» **RECORDS TO PROCESS**
►

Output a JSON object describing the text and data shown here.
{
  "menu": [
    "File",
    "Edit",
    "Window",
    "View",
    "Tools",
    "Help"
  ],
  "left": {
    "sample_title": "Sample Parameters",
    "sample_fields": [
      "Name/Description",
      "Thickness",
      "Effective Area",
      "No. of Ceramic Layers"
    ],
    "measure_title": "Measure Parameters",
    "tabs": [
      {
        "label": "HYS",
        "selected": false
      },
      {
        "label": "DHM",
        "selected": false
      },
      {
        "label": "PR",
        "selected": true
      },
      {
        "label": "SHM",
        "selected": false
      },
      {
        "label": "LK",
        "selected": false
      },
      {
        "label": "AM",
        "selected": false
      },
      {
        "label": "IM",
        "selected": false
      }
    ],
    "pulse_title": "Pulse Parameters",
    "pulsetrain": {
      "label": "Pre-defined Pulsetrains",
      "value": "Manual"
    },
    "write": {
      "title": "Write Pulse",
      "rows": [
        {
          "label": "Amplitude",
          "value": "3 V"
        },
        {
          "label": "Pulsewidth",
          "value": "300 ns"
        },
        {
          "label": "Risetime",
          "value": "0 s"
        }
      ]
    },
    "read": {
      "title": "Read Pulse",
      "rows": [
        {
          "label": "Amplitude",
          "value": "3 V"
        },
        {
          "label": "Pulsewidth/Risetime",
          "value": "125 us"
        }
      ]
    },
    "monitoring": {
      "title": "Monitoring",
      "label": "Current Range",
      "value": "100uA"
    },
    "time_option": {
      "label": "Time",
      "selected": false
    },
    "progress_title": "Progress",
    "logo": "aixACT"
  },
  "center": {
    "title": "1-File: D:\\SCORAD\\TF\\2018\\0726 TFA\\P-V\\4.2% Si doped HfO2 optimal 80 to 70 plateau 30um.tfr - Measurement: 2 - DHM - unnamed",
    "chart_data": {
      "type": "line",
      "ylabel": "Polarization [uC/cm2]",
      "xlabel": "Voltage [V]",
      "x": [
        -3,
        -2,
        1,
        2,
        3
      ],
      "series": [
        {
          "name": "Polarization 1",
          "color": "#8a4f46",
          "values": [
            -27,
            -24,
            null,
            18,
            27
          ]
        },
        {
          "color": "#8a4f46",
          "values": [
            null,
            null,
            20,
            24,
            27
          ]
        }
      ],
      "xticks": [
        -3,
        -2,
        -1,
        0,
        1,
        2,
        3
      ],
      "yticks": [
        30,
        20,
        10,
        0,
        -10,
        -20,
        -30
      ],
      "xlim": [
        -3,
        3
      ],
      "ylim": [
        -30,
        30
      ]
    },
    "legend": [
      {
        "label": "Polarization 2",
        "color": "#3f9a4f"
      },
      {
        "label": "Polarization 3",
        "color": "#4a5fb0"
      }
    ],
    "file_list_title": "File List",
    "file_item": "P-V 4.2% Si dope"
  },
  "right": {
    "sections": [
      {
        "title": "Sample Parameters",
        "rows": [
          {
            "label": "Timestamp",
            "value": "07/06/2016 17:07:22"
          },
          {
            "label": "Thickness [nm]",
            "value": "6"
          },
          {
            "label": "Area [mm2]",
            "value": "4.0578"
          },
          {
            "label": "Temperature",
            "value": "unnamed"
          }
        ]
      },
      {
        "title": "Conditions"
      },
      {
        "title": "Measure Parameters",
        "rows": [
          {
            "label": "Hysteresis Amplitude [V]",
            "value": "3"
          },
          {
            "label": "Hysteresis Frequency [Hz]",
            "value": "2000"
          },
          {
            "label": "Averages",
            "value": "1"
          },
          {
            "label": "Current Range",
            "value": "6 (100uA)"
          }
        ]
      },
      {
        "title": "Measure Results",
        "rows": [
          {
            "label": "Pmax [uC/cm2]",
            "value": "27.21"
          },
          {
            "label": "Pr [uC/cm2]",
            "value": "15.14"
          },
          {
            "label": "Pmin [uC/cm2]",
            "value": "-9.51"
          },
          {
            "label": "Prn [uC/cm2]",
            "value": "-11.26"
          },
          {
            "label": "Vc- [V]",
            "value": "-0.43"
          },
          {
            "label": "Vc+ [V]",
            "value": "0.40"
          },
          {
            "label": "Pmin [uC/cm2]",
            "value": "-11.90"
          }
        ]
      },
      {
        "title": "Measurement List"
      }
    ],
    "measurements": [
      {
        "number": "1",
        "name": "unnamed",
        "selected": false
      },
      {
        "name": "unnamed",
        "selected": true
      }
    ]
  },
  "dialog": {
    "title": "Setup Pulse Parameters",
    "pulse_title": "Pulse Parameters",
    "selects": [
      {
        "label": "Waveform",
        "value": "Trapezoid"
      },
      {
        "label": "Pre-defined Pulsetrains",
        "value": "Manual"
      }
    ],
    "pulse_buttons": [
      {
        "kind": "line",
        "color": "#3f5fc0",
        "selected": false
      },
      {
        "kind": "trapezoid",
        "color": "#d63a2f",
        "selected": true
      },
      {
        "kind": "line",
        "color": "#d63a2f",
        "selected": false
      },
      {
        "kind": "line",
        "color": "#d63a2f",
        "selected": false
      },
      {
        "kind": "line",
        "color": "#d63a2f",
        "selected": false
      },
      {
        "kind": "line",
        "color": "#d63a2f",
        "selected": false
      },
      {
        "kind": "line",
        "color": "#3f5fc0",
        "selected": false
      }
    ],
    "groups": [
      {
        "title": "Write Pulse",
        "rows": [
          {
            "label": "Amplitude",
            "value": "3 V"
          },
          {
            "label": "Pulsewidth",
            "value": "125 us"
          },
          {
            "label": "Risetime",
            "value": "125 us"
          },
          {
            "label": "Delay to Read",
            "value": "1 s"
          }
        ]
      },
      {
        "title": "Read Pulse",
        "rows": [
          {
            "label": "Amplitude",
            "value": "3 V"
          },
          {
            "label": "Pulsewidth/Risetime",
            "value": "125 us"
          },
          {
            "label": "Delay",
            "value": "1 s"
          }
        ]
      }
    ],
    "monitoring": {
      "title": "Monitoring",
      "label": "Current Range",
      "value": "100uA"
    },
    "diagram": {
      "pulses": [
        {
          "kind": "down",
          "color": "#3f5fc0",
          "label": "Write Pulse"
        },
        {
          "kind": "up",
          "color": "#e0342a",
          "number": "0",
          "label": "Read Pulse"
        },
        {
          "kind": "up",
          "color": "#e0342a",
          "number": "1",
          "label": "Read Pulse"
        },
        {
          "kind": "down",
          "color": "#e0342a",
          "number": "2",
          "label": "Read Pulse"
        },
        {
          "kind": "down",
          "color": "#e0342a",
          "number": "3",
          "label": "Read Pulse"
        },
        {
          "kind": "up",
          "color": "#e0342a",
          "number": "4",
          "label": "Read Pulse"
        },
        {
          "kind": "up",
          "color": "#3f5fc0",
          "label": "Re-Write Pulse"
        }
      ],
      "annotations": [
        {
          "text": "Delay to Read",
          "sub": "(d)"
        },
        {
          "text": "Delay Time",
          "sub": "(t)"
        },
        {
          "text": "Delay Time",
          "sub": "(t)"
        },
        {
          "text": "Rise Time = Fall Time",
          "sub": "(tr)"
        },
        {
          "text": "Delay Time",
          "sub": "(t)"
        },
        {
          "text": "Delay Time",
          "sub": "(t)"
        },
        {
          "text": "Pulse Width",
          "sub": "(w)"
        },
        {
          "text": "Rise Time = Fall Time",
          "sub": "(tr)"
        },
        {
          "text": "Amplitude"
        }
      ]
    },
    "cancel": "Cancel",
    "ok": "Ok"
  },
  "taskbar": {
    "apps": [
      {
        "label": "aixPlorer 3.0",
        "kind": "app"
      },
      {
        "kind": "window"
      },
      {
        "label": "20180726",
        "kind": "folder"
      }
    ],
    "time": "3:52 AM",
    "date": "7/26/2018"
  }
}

◄

» **WHAT THE TASK ASKS**
Write out the whole listing again, exactly as it stands.

» **EXERCISE ANSWER**
Output a JSON object describing the text and data shown here.
{
  "menu": [
    "File",
    "Edit",
    "Window",
    "View",
    "Tools",
    "Help"
  ],
  "left": {
    "sample_title": "Sample Parameters",
    "sample_fields": [
      "Name/Description",
      "Thickness",
      "Effective Area",
      "No. of Ceramic Layers"
    ],
    "measure_title": "Measure Parameters",
    "tabs": [
      {
        "label": "HYS",
        "selected": false
      },
      {
        "label": "DHM",
        "selected": false
      },
      {
        "label": "PR",
        "selected": true
      },
      {
        "label": "SHM",
        "selected": false
      },
      {
        "label": "LK",
        "selected": false
      },
      {
        "label": "AM",
        "selected": false
      },
      {
        "label": "IM",
        "selected": false
      }
    ],
    "pulse_title": "Pulse Parameters",
    "pulsetrain": {
      "label": "Pre-defined Pulsetrains",
      "value": "Manual"
    },
    "write": {
      "title": "Write Pulse",
      "rows": [
        {
          "label": "Amplitude",
          "value": "3 V"
        },
        {
          "label": "Pulsewidth",
          "value": "300 ns"
        },
        {
          "label": "Risetime",
          "value": "0 s"
        }
      ]
    },
    "read": {
      "title": "Read Pulse",
      "rows": [
        {
          "label": "Amplitude",
          "value": "3 V"
        },
        {
          "label": "Pulsewidth/Risetime",
          "value": "125 us"
        }
      ]
    },
    "monitoring": {
      "title": "Monitoring",
      "label": "Current Range",
      "value": "100uA"
    },
    "time_option": {
      "label": "Time",
      "selected": false
    },
    "progress_title": "Progress",
    "logo": "aixACT"
  },
  "center": {
    "title": "1-File: D:\\SCORAD\\TF\\2018\\0726 TFA\\P-V\\4.2% Si doped HfO2 optimal 80 to 70 plateau 30um.tfr - Measurement: 2 - DHM - unnamed",
    "chart_data": {
      "type": "line",
      "ylabel": "Polarization [uC/cm2]",
      "xlabel": "Voltage [V]",
      "x": [
        -3,
        -2,
        1,
        2,
        3
      ],
      "series": [
        {
          "name": "Polarization 1",
          "color": "#8a4f46",
          "values": [
            -27,
            -24,
            null,
            18,
            27
          ]
        },
        {
          "color": "#8a4f46",
          "values": [
            null,
            null,
            20,
            24,
            27
          ]
        }
      ],
      "xticks": [
        -3,
        -2,
        -1,
        0,
        1,
        2,
        3
      ],
      "yticks": [
        30,
        20,
        10,
        0,
        -10,
        -20,
        -30
      ],
      "xlim": [
        -3,
        3
      ],
      "ylim": [
        -30,
        30
      ]
    },
    "legend": [
      {
        "label": "Polarization 2",
        "color": "#3f9a4f"
      },
      {
        "label": "Polarization 3",
        "color": "#4a5fb0"
      }
    ],
    "file_list_title": "File List",
    "file_item": "P-V 4.2% Si dope"
  },
  "right": {
    "sections": [
      {
        "title": "Sample Parameters",
        "rows": [
          {
            "label": "Timestamp",
            "value": "07/06/2016 17:07:22"
          },
          {
            "label": "Thickness [nm]",
            "value": "6"
          },
          {
            "label": "Area [mm2]",
            "value": "4.0578"
          },
          {
            "label": "Temperature",
            "value": "unnamed"
          }
        ]
      },
      {
        "title": "Conditions"
      },
      {
        "title": "Measure Parameters",
        "rows": [
          {
            "label": "Hysteresis Amplitude [V]",
            "value": "3"
          },
          {
            "label": "Hysteresis Frequency [Hz]",
            "value": "2000"
          },
          {
            "label": "Averages",
            "value": "1"
          },
          {
            "label": "Current Range",
            "value": "6 (100uA)"
          }
        ]
      },
      {
        "title": "Measure Results",
        "rows": [
          {
            "label": "Pmax [uC/cm2]",
            "value": "27.21"
          },
          {
            "label": "Pr [uC/cm2]",
            "value": "15.14"
          },
          {
            "label": "Pmin [uC/cm2]",
            "value": "-9.51"
          },
          {
            "label": "Prn [uC/cm2]",
            "value": "-11.26"
          },
          {
            "label": "Vc- [V]",
            "value": "-0.43"
          },
          {
            "label": "Vc+ [V]",
            "value": "0.40"
          },
          {
            "label": "Pmin [uC/cm2]",
            "value": "-11.90"
          }
        ]
      },
      {
        "title": "Measurement List"
      }
    ],
    "measurements": [
      {
        "number": "1",
        "name": "unnamed",
        "selected": false
      },
      {
        "name": "unnamed",
        "selected": true
      }
    ]
  },
  "dialog": {
    "title": "Setup Pulse Parameters",
    "pulse_title": "Pulse Parameters",
    "selects": [
      {
        "label": "Waveform",
        "value": "Trapezoid"
      },
      {
        "label": "Pre-defined Pulsetrains",
        "value": "Manual"
      }
    ],
    "pulse_buttons": [
      {
        "kind": "line",
        "color": "#3f5fc0",
        "selected": false
      },
      {
        "kind": "trapezoid",
        "color": "#d63a2f",
        "selected": true
      },
      {
        "kind": "line",
        "color": "#d63a2f",
        "selected": false
      },
      {
        "kind": "line",
        "color": "#d63a2f",
        "selected": false
      },
      {
        "kind": "line",
        "color": "#d63a2f",
        "selected": false
      },
      {
        "kind": "line",
        "color": "#d63a2f",
        "selected": false
      },
      {
        "kind": "line",
        "color": "#3f5fc0",
        "selected": false
      }
    ],
    "groups": [
      {
        "title": "Write Pulse",
        "rows": [
          {
            "label": "Amplitude",
            "value": "3 V"
          },
          {
            "label": "Pulsewidth",
            "value": "125 us"
          },
          {
            "label": "Risetime",
            "value": "125 us"
          },
          {
            "label": "Delay to Read",
            "value": "1 s"
          }
        ]
      },
      {
        "title": "Read Pulse",
        "rows": [
          {
            "label": "Amplitude",
            "value": "3 V"
          },
          {
            "label": "Pulsewidth/Risetime",
            "value": "125 us"
          },
          {
            "label": "Delay",
            "value": "1 s"
          }
        ]
      }
    ],
    "monitoring": {
      "title": "Monitoring",
      "label": "Current Range",
      "value": "100uA"
    },
    "diagram": {
      "pulses": [
        {
          "kind": "down",
          "color": "#3f5fc0",
          "label": "Write Pulse"
        },
        {
          "kind": "up",
          "color": "#e0342a",
          "number": "0",
          "label": "Read Pulse"
        },
        {
          "kind": "up",
          "color": "#e0342a",
          "number": "1",
          "label": "Read Pulse"
        },
        {
          "kind": "down",
          "color": "#e0342a",
          "number": "2",
          "label": "Read Pulse"
        },
        {
          "kind": "down",
          "color": "#e0342a",
          "number": "3",
          "label": "Read Pulse"
        },
        {
          "kind": "up",
          "color": "#e0342a",
          "number": "4",
          "label": "Read Pulse"
        },
        {
          "kind": "up",
          "color": "#3f5fc0",
          "label": "Re-Write Pulse"
        }
      ],
      "annotations": [
        {
          "text": "Delay to Read",
          "sub": "(d)"
        },
        {
          "text": "Delay Time",
          "sub": "(t)"
        },
        {
          "text": "Delay Time",
          "sub": "(t)"
        },
        {
          "text": "Rise Time = Fall Time",
          "sub": "(tr)"
        },
        {
          "text": "Delay Time",
          "sub": "(t)"
        },
        {
          "text": "Delay Time",
          "sub": "(t)"
        },
        {
          "text": "Pulse Width",
          "sub": "(w)"
        },
        {
          "text": "Rise Time = Fall Time",
          "sub": "(tr)"
        },
        {
          "text": "Amplitude"
        }
      ]
    },
    "cancel": "Cancel",
    "ok": "Ok"
  },
  "taskbar": {
    "apps": [
      {
        "label": "aixPlorer 3.0",
        "kind": "app"
      },
      {
        "kind": "window"
      },
      {
        "label": "20180726",
        "kind": "folder"
      }
    ],
    "time": "3:52 AM",
    "date": "7/26/2018"
  }
}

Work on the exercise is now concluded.